→ Challenge
Extract every line below that contains the word "Above".

--- START Supplied records ---

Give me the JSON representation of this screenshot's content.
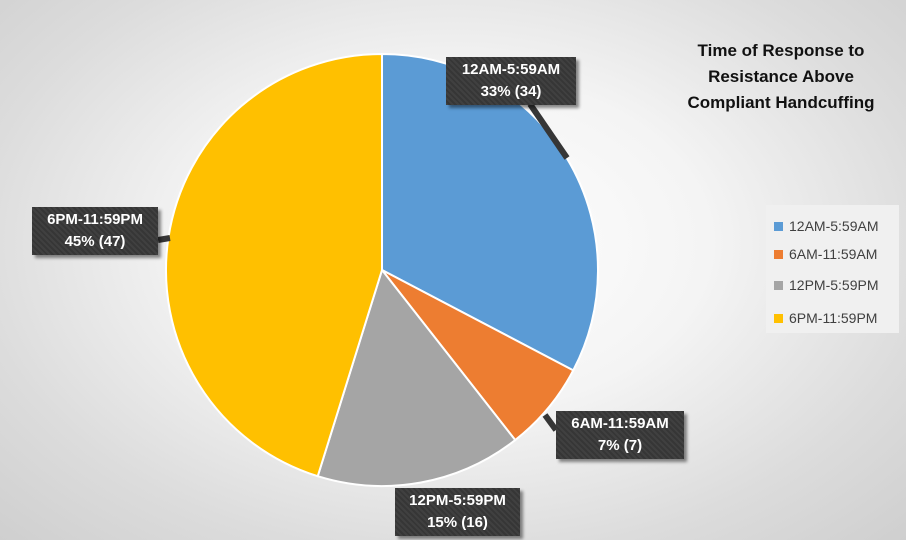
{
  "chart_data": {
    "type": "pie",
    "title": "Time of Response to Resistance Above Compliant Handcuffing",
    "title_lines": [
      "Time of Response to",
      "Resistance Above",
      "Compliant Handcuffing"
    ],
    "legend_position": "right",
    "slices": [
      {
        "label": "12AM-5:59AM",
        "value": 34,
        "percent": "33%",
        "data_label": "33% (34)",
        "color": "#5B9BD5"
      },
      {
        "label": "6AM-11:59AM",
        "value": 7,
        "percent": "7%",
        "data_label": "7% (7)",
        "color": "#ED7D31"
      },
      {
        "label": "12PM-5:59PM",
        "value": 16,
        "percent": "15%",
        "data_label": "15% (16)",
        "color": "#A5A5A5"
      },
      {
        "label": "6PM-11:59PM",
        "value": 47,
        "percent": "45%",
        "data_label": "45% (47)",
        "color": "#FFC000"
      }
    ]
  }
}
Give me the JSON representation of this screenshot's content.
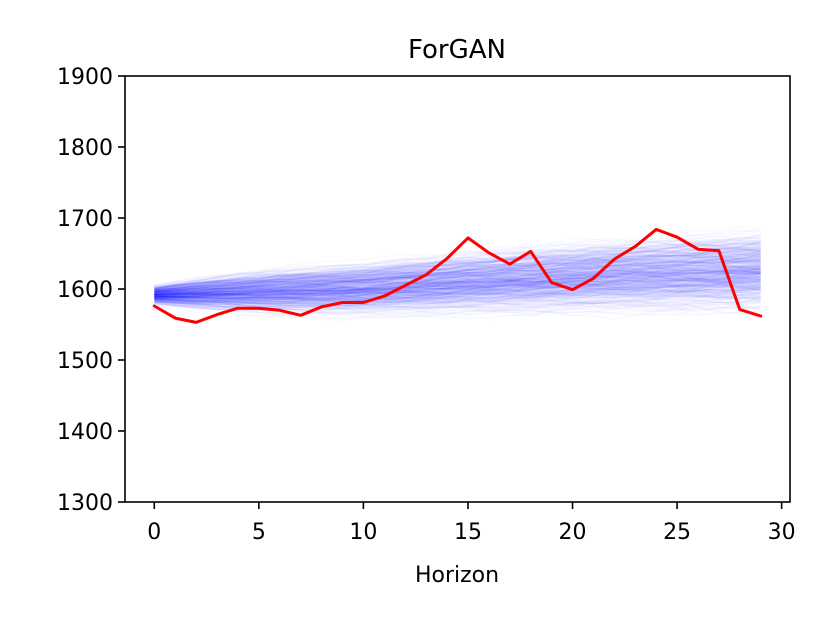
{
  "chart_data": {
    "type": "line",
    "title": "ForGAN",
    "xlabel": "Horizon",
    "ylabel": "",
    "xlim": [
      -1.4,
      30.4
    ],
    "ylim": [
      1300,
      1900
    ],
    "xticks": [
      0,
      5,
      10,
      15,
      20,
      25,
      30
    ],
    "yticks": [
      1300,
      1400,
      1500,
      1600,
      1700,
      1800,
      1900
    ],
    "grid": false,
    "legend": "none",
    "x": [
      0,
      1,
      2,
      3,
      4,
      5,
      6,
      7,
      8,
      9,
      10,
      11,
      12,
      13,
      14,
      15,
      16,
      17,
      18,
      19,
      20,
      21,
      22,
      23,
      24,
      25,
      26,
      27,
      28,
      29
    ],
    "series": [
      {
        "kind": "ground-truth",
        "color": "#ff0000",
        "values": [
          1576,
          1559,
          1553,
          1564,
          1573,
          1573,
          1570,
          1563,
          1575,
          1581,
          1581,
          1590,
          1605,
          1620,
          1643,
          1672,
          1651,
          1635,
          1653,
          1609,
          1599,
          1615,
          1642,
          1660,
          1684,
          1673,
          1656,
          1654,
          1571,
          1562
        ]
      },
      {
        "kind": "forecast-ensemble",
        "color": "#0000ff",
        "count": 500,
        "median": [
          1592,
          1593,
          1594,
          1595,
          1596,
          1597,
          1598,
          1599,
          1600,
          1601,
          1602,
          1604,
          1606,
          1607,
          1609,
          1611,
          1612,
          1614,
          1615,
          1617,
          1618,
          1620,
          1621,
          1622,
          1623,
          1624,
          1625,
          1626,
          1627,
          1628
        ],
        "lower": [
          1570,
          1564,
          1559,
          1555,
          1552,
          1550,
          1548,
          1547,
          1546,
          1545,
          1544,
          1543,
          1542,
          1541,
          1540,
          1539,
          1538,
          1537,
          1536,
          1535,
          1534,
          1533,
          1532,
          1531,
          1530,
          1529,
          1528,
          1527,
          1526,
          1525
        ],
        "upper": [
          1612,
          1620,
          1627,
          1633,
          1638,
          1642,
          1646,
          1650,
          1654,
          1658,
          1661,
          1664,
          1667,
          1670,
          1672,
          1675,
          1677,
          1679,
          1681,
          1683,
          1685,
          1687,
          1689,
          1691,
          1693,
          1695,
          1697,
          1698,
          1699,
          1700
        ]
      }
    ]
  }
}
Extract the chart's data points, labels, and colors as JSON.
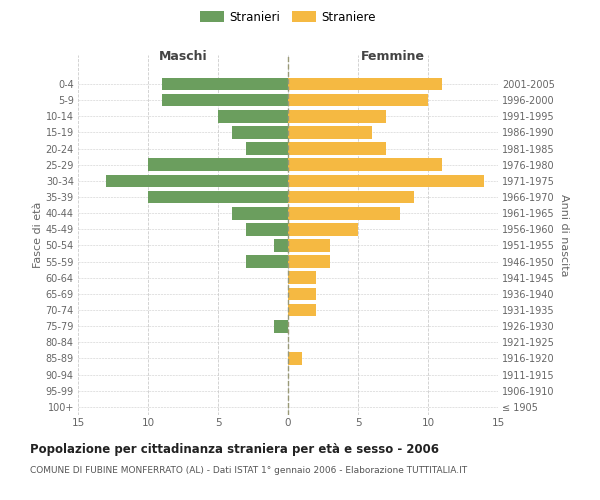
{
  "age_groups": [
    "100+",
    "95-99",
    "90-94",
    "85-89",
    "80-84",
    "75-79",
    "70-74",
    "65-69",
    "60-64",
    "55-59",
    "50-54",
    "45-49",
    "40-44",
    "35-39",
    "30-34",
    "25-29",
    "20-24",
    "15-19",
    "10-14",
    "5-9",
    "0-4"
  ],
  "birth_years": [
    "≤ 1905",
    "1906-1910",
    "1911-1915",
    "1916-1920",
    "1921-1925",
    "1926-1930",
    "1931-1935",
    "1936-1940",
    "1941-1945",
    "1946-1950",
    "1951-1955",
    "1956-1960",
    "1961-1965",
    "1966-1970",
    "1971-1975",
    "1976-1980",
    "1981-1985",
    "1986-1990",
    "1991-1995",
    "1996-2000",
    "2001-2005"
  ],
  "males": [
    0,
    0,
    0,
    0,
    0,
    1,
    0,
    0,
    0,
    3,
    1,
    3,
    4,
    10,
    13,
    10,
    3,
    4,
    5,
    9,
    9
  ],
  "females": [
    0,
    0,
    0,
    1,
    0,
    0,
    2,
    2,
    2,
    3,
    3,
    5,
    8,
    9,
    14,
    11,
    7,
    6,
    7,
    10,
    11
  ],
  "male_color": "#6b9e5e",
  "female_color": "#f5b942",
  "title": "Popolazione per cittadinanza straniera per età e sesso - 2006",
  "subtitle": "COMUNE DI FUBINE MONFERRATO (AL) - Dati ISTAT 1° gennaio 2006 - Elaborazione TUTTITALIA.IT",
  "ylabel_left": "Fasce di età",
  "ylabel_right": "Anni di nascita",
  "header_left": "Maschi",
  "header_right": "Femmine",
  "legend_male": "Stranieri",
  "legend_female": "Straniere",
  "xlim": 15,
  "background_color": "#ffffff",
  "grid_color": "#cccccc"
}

--- END Supplied records ---

→ Output
    "title": "Time of Response to Resistance Above Compliant Handcuffing",
      "Resistance Above",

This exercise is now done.